# Rows:
======
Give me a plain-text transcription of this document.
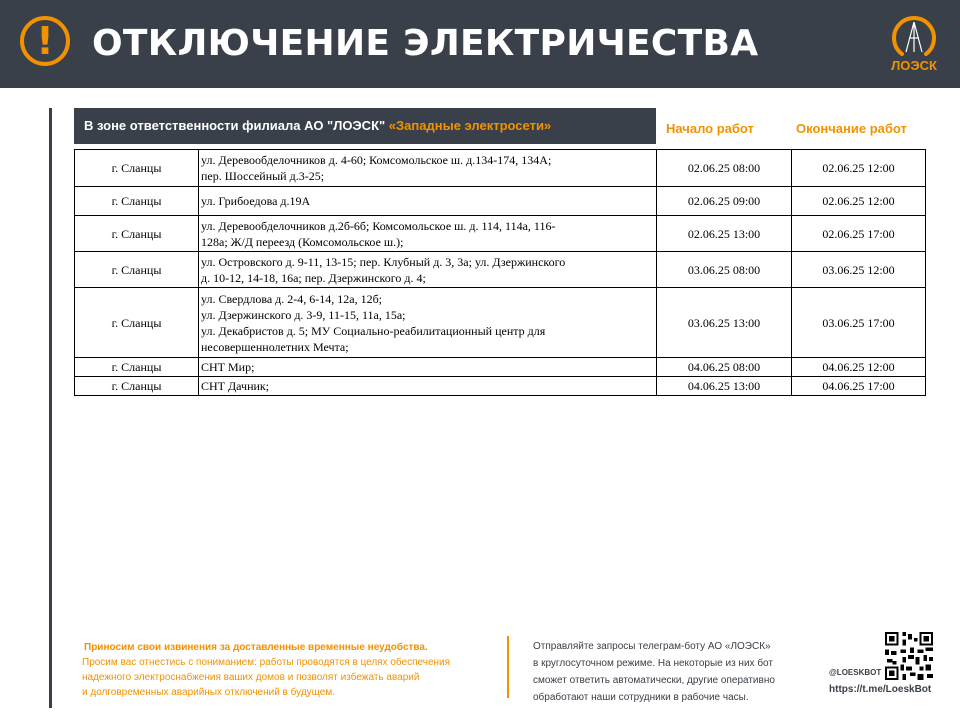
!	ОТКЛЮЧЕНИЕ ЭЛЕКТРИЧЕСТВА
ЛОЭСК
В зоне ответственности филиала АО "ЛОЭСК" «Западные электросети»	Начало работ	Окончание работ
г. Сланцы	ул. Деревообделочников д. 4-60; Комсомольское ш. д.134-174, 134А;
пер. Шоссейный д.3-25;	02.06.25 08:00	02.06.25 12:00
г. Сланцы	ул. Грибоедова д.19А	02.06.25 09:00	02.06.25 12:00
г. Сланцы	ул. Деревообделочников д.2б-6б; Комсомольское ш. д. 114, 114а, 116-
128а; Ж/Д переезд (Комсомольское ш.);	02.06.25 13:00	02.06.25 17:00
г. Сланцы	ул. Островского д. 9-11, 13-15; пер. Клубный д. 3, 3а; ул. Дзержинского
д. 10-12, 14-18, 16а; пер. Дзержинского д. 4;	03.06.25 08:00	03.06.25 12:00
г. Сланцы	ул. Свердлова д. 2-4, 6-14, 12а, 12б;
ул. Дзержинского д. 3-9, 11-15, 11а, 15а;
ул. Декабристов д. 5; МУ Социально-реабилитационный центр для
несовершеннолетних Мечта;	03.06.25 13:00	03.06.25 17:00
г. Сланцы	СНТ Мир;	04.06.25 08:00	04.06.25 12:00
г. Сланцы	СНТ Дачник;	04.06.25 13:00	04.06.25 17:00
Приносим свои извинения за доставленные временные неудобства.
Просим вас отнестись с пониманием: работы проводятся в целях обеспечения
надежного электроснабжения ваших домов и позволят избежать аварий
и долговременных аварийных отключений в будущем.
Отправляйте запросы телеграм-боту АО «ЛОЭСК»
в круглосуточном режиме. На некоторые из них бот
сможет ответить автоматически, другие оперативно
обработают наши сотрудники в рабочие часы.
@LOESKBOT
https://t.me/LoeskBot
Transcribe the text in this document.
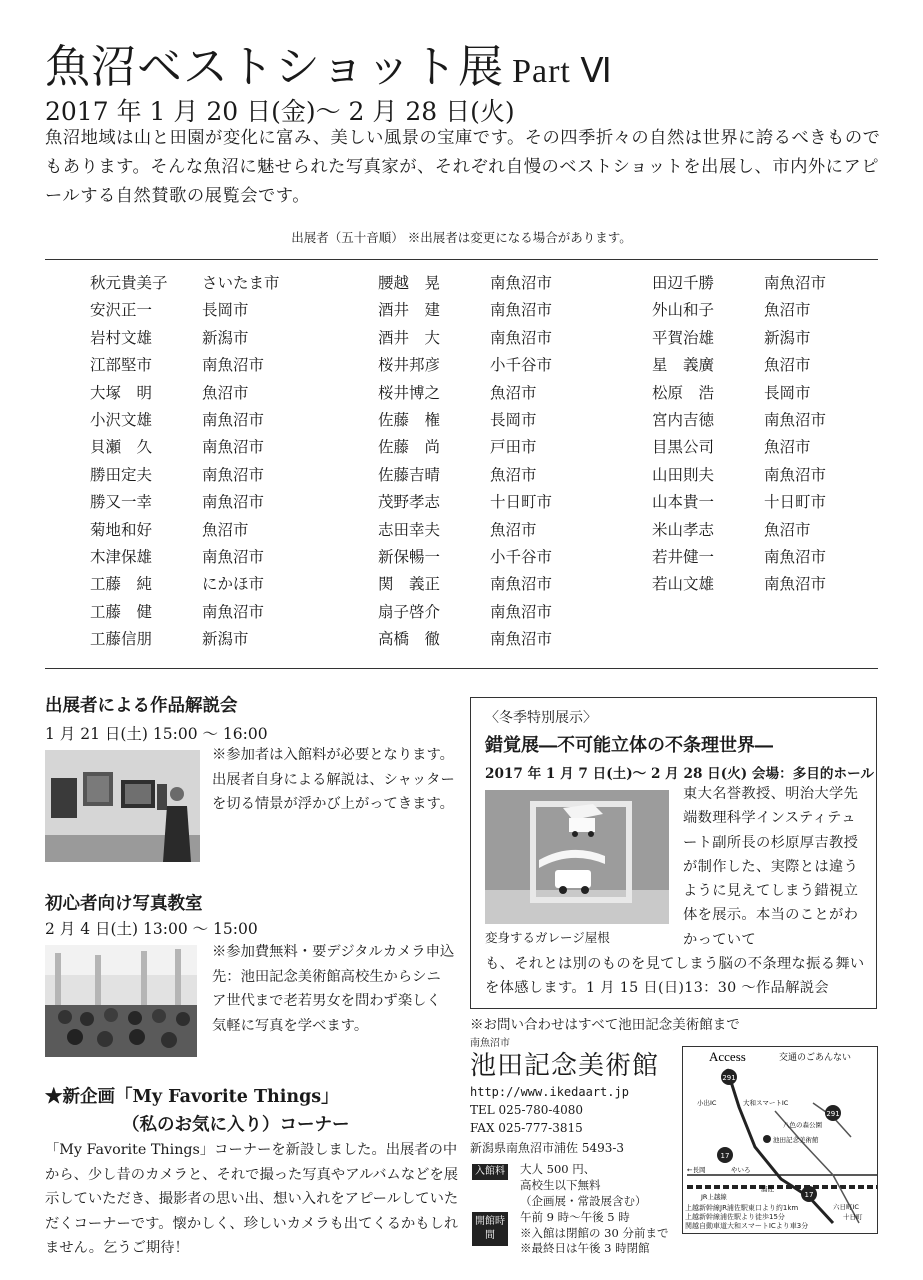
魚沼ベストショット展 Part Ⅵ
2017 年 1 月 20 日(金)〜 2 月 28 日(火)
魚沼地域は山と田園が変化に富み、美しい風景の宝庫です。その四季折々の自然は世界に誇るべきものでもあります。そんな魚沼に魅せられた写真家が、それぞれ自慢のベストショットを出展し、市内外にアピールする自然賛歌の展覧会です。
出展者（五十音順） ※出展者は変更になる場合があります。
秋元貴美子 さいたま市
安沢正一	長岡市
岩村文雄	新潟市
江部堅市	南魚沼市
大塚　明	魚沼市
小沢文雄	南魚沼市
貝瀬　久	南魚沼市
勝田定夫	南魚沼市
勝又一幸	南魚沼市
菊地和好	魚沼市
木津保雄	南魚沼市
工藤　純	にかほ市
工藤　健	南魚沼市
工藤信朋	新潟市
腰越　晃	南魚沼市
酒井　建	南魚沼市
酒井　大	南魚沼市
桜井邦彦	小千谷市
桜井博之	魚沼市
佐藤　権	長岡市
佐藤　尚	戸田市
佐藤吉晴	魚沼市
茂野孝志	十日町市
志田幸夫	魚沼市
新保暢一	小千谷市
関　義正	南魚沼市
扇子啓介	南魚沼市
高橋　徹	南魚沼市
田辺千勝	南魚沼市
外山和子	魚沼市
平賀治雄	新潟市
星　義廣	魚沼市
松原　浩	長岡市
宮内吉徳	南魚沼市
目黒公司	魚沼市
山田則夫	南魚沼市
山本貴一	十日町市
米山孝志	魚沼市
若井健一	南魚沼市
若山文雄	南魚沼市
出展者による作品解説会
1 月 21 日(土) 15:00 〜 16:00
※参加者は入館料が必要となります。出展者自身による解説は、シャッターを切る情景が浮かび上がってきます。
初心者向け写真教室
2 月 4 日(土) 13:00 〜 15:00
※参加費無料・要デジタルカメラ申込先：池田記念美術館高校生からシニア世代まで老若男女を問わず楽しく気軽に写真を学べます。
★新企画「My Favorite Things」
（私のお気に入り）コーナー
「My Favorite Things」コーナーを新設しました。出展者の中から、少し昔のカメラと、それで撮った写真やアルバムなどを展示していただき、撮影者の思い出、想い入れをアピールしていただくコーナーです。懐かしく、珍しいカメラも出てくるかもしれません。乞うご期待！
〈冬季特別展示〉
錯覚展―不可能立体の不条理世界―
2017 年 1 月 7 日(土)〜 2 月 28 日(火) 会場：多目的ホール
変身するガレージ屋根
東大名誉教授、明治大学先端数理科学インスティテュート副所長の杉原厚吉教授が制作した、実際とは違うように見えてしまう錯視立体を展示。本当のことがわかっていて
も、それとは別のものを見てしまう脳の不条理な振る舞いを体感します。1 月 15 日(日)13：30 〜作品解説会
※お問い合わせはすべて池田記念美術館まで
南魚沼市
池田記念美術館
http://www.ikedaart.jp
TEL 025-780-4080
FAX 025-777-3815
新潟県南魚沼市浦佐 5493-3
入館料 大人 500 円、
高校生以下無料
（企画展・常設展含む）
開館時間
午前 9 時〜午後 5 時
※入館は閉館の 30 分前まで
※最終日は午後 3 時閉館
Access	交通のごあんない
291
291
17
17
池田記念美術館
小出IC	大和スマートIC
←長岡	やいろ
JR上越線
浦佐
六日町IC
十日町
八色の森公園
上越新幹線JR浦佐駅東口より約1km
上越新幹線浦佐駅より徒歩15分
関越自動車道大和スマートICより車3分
======
# Problem to work on:
Print all entries exactly. The images do not belong in the copy.

# Full answer:
Give me a plain-text transcription of this document.
!	ОТКЛЮЧЕНИЕ ЭЛЕКТРИЧЕСТВА
ЛОЭСК
В зоне ответственности филиала АО "ЛОЭСК" «Западные электросети»	Начало работ	Окончание работ
г. Сланцы	ул. Деревообделочников д. 4-60; Комсомольское ш. д.134-174, 134А;
пер. Шоссейный д.3-25;	02.06.25 08:00	02.06.25 12:00
г. Сланцы	ул. Грибоедова д.19А	02.06.25 09:00	02.06.25 12:00
г. Сланцы	ул. Деревообделочников д.2б-6б; Комсомольское ш. д. 114, 114а, 116-
128а; Ж/Д переезд (Комсомольское ш.);	02.06.25 13:00	02.06.25 17:00
г. Сланцы	ул. Островского д. 9-11, 13-15; пер. Клубный д. 3, 3а; ул. Дзержинского
д. 10-12, 14-18, 16а; пер. Дзержинского д. 4;	03.06.25 08:00	03.06.25 12:00
г. Сланцы	ул. Свердлова д. 2-4, 6-14, 12а, 12б;
ул. Дзержинского д. 3-9, 11-15, 11а, 15а;
ул. Декабристов д. 5; МУ Социально-реабилитационный центр для
несовершеннолетних Мечта;	03.06.25 13:00	03.06.25 17:00
г. Сланцы	СНТ Мир;	04.06.25 08:00	04.06.25 12:00
г. Сланцы	СНТ Дачник;	04.06.25 13:00	04.06.25 17:00
Приносим свои извинения за доставленные временные неудобства.
Просим вас отнестись с пониманием: работы проводятся в целях обеспечения
надежного электроснабжения ваших домов и позволят избежать аварий
и долговременных аварийных отключений в будущем.
Отправляйте запросы телеграм-боту АО «ЛОЭСК»
в круглосуточном режиме. На некоторые из них бот
сможет ответить автоматически, другие оперативно
обработают наши сотрудники в рабочие часы.
@LOESKBOT
https://t.me/LoeskBot
Transcribe the text in this document.
魚沼ベストショット展 Part Ⅵ
2017 年 1 月 20 日(金)〜 2 月 28 日(火)
魚沼地域は山と田園が変化に富み、美しい風景の宝庫です。その四季折々の自然は世界に誇るべきものでもあります。そんな魚沼に魅せられた写真家が、それぞれ自慢のベストショットを出展し、市内外にアピールする自然賛歌の展覧会です。
出展者（五十音順） ※出展者は変更になる場合があります。
秋元貴美子 さいたま市
安沢正一	長岡市
岩村文雄	新潟市
江部堅市	南魚沼市
大塚　明	魚沼市
小沢文雄	南魚沼市
貝瀬　久	南魚沼市
勝田定夫	南魚沼市
勝又一幸	南魚沼市
菊地和好	魚沼市
木津保雄	南魚沼市
工藤　純	にかほ市
工藤　健	南魚沼市
工藤信朋	新潟市
腰越　晃	南魚沼市
酒井　建	南魚沼市
酒井　大	南魚沼市
桜井邦彦	小千谷市
桜井博之	魚沼市
佐藤　権	長岡市
佐藤　尚	戸田市
佐藤吉晴	魚沼市
茂野孝志	十日町市
志田幸夫	魚沼市
新保暢一	小千谷市
関　義正	南魚沼市
扇子啓介	南魚沼市
高橋　徹	南魚沼市
田辺千勝	南魚沼市
外山和子	魚沼市
平賀治雄	新潟市
星　義廣	魚沼市
松原　浩	長岡市
宮内吉徳	南魚沼市
目黒公司	魚沼市
山田則夫	南魚沼市
山本貴一	十日町市
米山孝志	魚沼市
若井健一	南魚沼市
若山文雄	南魚沼市
出展者による作品解説会
1 月 21 日(土) 15:00 〜 16:00
※参加者は入館料が必要となります。出展者自身による解説は、シャッターを切る情景が浮かび上がってきます。
初心者向け写真教室
2 月 4 日(土) 13:00 〜 15:00
※参加費無料・要デジタルカメラ申込先：池田記念美術館高校生からシニア世代まで老若男女を問わず楽しく気軽に写真を学べます。
★新企画「My Favorite Things」
（私のお気に入り）コーナー
「My Favorite Things」コーナーを新設しました。出展者の中から、少し昔のカメラと、それで撮った写真やアルバムなどを展示していただき、撮影者の思い出、想い入れをアピールしていただくコーナーです。懐かしく、珍しいカメラも出てくるかもしれません。乞うご期待！
〈冬季特別展示〉
錯覚展―不可能立体の不条理世界―
2017 年 1 月 7 日(土)〜 2 月 28 日(火) 会場：多目的ホール
変身するガレージ屋根
東大名誉教授、明治大学先端数理科学インスティテュート副所長の杉原厚吉教授が制作した、実際とは違うように見えてしまう錯視立体を展示。本当のことがわかっていて
も、それとは別のものを見てしまう脳の不条理な振る舞いを体感します。1 月 15 日(日)13：30 〜作品解説会
※お問い合わせはすべて池田記念美術館まで
南魚沼市
池田記念美術館
http://www.ikedaart.jp
TEL 025-780-4080
FAX 025-777-3815
新潟県南魚沼市浦佐 5493-3
入館料 大人 500 円、
高校生以下無料
（企画展・常設展含む）
開館時間
午前 9 時〜午後 5 時
※入館は閉館の 30 分前まで
※最終日は午後 3 時閉館
Access	交通のごあんない
291
291
17
17
池田記念美術館
小出IC	大和スマートIC
←長岡	やいろ
JR上越線
浦佐
六日町IC
十日町
八色の森公園
上越新幹線JR浦佐駅東口より約1km
上越新幹線浦佐駅より徒歩15分
関越自動車道大和スマートICより車3分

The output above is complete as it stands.